**Selected extract**

Cyber criminals have seen a golden opportunity in the meteoric rise of cryptocurrencies over the past year. They are harnessing devices – from laptops, to desktops, all the way up to servers – to mine cryptocurrencies such as Bitcoin or Monero. This malicious move, dubbed by some researchers as “cryptojacking,” has brought in profit for criminals targeting everything from the LA Times website to the San Diego Zoo’s website.
Carefully tracking these trends is security researcher Troy Mursch, who has been sounding off on any cryptojacking type of activity on his website, Bad Packets Report. We asked Mursch about his top concerns in the cryptomining space.
TP: You’ve been tracking cryptomining and cryptojacking trends for awhile now. What does cryptojacking mean for victims?
Mursch: In the past seven to eight months now, I’ve been closely following a new trend that’s unfortunately popped up in the security industry and it’s actually been aptly dubbed cryptojacking. Really what’s going on, to simplify it, is it’s a theft of computing resources. Miscreants are looking to steal your CPU power to mine cryptocurrency, which in turn, basically ends up being free money for them.
TP: Despite defenses again cryptojacking, the trend continues to grow along with the value of Bitcoin, Monero and other cryptocurrencies. Can you connect the dots on what’s going on?
Mursch: Yeah, the end of last year, the fourth quarter of 2017, we definitely saw a huge skyrocketing of cryptocurrency prices, especially Bitcoin, as you mentioned.
One thing that’s important to note with cryptojacking is that in most cases, it’s targeting another type of cryptocurrency called Monero which is more privacy focused – and has an obfuscated blockchain. So there’s really no tracing of transactions. And that anonymity for Monero miners makes it more attractive and lucrative for illicit purposes.
We actually have seen many high-profile [cryptojacking] incidents over the past seven months. And unfortunately, we continue to. It’s not a trend that’s going away. We’ve seen high profile incidents in September of last year, starting with Showtime, Politifact, and more recently, this year. There was actually a large incident in the United Kingdom where up to 4,000 websites were affected. Stories about cryptojacking still keep popping up in the news.
TP: Are there any cryptojacking incidents that have really stuck out to you?

**Task requirements**
- a) Answer these about the cryptojacking interview:
(i) What is the name of Troy Mursch's website?
(ii) In most cases, which cryptocurrency does cryptojacking target?
(iii) How many websites were affected in the large incident in the United Kingdom?
- b) Repeat the cryptojacking interview word for word, starting with "TP: Despite defenses" and going on through "as you mentioned.".
The lines after this note are separate material with no connection to the cryptojacking interview.

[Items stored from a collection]

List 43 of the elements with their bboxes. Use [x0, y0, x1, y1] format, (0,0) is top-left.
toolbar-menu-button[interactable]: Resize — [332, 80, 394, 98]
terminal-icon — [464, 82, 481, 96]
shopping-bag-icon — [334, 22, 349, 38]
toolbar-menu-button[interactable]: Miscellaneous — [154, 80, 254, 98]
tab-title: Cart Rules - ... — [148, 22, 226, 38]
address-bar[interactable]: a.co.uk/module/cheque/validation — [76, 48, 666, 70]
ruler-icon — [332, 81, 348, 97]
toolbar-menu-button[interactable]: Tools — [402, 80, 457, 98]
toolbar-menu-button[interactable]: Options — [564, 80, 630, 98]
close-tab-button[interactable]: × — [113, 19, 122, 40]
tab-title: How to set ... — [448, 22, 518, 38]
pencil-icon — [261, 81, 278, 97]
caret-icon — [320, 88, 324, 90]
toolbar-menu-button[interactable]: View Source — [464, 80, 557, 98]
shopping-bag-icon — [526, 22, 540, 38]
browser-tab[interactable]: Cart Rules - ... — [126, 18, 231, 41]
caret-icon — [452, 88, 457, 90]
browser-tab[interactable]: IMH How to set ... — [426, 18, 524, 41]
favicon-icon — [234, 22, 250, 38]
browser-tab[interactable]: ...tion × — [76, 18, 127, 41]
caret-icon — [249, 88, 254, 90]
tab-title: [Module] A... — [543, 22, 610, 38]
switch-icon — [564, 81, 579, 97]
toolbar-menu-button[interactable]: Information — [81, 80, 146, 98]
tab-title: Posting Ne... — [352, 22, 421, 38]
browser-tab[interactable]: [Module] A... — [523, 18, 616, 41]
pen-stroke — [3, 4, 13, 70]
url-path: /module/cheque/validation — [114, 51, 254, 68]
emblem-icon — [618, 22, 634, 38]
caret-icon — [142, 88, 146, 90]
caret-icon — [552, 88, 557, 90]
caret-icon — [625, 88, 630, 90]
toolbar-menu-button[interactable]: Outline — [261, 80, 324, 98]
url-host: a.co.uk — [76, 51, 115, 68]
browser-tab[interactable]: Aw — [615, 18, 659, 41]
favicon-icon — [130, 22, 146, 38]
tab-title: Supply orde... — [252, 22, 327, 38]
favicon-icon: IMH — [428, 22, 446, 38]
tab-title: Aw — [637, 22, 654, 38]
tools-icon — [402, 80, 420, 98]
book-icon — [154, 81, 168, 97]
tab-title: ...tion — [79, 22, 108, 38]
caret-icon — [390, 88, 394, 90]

**Outputs for the tasks**
- a)
(i) Bad Packets Report
(ii) Monero
(iii) Up to 4,000

- b)
TP: Despite defenses again cryptojacking, the trend continues to grow along with the value of Bitcoin, Monero and other cryptocurrencies. Can you connect the dots on what’s going on?
Mursch: Yeah, the end of last year, the fourth quarter of 2017, we definitely saw a huge skyrocketing of cryptocurrency prices, especially Bitcoin, as you mentioned.